-- START OF Information supplied --

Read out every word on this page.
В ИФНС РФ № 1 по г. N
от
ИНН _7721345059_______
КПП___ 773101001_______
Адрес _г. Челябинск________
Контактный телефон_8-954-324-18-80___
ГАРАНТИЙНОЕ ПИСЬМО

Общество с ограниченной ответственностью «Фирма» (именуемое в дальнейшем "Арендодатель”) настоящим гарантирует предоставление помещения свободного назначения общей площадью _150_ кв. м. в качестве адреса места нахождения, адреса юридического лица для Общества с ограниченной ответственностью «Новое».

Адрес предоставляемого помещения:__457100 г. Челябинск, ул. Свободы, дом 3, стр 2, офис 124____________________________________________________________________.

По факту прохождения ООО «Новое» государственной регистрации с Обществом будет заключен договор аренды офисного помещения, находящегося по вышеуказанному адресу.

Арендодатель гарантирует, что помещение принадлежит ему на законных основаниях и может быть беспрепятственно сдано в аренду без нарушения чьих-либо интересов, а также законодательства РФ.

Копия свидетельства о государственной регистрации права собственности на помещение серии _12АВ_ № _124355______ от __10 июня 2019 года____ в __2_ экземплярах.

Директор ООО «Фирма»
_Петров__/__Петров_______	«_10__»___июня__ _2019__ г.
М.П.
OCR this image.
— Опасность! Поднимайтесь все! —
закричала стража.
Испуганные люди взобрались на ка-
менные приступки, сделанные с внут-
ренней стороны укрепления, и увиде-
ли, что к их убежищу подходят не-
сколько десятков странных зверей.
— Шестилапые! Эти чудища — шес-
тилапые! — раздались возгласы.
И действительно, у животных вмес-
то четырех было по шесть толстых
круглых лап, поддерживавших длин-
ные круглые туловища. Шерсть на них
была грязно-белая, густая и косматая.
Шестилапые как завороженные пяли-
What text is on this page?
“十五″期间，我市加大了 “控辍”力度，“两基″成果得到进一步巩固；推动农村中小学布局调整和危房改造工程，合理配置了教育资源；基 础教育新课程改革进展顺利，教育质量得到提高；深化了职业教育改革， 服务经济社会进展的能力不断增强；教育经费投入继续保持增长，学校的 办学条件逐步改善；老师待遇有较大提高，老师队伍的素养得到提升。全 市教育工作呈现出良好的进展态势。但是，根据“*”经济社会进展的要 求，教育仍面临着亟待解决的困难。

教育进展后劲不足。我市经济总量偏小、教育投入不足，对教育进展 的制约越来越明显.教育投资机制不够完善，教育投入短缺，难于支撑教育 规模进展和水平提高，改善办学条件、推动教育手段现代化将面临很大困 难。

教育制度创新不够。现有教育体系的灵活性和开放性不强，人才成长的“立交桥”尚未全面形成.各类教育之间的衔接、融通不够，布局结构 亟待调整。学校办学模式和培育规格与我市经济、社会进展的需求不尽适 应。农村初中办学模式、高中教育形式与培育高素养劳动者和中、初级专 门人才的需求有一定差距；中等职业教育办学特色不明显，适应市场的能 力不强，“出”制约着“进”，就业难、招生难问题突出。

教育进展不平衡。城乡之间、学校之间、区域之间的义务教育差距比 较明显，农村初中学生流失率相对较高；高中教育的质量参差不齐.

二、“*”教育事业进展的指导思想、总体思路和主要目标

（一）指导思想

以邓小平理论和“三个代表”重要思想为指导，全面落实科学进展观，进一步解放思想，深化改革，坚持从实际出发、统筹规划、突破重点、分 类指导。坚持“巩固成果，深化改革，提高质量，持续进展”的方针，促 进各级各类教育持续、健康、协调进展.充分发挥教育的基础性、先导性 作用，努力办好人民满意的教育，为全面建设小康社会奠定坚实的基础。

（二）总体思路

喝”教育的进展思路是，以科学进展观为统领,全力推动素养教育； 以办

-- END OF Information supplied --

* [Do this]:
Search the listing for the string "регистрации". Copy each line where it turns up.

* [Written solution]:
По факту прохождения ООО «Новое» государственной регистрации с Обществом будет заключен договор аренды офисного помещения, находящегося по вышеуказанному адресу.
Копия свидетельства о государственной регистрации права собственности на помещение серии _12АВ_ № _124355______ от __10 июня 2019 года____ в __2_ экземплярах.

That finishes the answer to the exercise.